* _Do this_: Return a copy of every line in the records that includes the word "Somebody".

* _The input_:

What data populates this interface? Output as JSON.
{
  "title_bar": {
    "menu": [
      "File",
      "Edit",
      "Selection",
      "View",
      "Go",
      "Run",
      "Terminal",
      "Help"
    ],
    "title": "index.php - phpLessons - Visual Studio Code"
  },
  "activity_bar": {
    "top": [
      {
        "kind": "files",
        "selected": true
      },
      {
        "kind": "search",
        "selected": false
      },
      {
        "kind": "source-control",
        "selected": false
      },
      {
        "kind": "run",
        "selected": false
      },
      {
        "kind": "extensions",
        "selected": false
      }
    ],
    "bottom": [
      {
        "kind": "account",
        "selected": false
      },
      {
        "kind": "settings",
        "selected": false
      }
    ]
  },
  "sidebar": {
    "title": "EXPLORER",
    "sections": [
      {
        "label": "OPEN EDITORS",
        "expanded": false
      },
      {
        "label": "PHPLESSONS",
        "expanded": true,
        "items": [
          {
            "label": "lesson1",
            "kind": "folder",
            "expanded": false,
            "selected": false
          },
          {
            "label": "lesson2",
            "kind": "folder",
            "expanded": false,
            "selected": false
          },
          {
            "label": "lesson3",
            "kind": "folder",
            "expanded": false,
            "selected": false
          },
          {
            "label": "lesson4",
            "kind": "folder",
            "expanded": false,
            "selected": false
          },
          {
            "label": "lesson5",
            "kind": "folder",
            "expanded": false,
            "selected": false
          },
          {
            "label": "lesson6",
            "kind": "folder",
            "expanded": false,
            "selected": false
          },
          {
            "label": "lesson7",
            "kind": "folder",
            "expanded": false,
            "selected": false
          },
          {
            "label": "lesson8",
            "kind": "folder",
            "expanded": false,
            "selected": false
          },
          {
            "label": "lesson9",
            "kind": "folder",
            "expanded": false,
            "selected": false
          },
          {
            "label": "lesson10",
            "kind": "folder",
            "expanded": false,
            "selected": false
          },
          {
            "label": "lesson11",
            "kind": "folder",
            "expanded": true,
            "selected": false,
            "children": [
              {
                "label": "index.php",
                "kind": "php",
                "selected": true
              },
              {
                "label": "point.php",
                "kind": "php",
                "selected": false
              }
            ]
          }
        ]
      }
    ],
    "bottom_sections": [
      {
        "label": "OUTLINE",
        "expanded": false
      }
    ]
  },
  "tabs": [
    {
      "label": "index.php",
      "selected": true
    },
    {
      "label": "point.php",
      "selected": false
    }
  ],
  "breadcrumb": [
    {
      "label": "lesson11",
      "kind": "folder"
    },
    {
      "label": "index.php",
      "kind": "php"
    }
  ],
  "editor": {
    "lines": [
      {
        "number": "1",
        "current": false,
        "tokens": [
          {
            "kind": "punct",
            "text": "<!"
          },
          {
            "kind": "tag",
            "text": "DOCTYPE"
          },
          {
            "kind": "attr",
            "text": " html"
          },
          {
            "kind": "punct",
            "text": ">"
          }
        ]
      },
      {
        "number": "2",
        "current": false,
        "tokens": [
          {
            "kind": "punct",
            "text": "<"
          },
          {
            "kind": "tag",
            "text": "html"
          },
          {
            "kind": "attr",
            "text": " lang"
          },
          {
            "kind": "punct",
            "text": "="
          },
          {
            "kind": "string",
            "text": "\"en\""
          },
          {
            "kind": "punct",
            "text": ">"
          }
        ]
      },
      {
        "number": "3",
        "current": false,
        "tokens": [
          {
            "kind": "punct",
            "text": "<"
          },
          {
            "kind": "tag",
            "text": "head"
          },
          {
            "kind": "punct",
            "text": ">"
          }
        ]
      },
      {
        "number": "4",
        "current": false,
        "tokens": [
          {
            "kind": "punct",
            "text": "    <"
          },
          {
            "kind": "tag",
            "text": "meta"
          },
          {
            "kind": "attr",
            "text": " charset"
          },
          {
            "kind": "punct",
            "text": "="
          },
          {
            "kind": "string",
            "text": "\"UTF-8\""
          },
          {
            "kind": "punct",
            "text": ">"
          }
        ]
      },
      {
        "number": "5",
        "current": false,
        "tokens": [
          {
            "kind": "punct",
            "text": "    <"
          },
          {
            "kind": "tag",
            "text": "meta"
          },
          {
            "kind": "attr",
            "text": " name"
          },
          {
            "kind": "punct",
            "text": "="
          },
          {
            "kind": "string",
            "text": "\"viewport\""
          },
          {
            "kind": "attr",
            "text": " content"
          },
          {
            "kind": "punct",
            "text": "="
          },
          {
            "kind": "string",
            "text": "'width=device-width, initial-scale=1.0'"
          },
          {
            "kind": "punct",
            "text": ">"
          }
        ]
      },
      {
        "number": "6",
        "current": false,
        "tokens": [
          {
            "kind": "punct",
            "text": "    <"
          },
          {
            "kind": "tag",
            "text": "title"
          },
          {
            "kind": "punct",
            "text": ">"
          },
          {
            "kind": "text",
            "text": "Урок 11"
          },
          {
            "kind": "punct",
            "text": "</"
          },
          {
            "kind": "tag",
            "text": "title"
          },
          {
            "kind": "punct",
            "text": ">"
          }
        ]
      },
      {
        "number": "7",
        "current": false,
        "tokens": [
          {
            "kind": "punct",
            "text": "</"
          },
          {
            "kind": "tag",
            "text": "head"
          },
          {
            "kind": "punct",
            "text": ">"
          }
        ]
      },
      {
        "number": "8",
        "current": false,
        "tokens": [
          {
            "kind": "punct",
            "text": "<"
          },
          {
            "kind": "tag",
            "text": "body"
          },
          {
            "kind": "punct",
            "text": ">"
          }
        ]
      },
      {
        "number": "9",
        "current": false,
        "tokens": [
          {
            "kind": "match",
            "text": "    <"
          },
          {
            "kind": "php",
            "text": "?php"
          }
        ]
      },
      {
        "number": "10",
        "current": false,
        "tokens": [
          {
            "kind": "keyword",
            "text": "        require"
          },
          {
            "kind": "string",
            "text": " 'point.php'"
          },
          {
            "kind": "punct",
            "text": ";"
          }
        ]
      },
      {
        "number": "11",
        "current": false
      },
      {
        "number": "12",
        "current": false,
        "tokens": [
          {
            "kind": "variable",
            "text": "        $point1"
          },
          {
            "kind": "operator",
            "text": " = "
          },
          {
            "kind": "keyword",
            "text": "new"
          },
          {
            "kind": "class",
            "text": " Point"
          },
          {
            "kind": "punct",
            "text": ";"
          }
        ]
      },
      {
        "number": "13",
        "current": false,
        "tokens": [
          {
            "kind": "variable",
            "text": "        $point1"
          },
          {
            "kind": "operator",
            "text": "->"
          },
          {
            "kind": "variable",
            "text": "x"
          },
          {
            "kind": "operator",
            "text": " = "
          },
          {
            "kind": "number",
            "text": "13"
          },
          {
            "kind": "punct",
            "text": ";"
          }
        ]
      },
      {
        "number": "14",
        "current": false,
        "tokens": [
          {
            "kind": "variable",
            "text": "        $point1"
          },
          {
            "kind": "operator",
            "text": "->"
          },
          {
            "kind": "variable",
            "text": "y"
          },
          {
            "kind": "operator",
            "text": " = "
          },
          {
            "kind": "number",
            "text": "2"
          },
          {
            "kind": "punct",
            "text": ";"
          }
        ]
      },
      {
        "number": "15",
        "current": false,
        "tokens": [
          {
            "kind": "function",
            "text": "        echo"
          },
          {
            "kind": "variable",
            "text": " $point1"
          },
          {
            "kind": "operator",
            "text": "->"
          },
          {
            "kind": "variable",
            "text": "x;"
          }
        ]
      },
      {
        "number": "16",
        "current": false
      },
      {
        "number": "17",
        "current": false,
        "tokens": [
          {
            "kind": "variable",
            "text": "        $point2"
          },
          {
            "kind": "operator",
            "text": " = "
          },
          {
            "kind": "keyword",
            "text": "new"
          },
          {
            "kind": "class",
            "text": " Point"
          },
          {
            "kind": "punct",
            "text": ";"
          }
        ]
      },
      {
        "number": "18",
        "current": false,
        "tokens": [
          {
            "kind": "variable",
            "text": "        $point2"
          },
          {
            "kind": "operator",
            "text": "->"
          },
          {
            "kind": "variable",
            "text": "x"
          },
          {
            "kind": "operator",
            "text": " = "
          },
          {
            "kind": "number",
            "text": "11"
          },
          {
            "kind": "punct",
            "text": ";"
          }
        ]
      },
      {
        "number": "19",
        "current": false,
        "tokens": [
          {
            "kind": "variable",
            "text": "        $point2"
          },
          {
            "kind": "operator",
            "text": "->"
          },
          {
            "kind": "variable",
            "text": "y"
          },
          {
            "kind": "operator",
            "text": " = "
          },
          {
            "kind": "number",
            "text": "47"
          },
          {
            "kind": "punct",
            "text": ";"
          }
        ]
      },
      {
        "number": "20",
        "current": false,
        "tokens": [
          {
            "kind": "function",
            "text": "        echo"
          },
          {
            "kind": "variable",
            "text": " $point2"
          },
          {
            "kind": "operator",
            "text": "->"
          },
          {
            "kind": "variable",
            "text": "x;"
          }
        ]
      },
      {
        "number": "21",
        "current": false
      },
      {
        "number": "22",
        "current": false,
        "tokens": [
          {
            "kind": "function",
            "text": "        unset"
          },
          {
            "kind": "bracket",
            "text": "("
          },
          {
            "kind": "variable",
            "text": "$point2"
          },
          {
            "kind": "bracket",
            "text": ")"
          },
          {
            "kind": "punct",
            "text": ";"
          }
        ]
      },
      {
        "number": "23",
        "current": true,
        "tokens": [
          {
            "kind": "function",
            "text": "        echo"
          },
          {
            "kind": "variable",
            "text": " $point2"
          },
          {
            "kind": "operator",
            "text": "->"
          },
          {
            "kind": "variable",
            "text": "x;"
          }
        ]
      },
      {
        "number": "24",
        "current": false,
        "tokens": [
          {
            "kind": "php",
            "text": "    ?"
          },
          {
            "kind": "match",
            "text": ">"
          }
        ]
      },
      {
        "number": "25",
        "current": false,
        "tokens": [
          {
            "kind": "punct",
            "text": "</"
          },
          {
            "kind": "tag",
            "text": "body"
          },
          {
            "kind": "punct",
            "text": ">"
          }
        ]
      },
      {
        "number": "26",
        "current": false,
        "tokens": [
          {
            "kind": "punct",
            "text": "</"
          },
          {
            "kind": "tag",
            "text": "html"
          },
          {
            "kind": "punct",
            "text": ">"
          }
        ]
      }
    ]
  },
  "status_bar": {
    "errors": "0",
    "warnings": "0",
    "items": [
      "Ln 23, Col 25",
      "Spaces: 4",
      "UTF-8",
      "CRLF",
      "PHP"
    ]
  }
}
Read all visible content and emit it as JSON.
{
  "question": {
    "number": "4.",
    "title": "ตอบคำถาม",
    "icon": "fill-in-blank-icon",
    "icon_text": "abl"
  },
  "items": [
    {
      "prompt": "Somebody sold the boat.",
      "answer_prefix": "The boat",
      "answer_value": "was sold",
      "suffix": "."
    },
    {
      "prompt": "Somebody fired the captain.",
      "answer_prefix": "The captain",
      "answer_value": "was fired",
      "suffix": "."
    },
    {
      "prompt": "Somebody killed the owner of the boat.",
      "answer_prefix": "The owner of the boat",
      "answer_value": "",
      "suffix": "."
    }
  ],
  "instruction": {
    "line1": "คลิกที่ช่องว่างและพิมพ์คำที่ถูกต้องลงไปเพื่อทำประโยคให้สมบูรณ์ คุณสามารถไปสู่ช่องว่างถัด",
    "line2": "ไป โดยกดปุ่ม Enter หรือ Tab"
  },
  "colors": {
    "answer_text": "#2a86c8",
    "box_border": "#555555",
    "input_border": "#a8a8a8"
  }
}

* _Answer for the task_:
      "prompt": "Somebody sold the boat.",
      "prompt": "Somebody fired the captain.",
      "prompt": "Somebody killed the owner of the boat.",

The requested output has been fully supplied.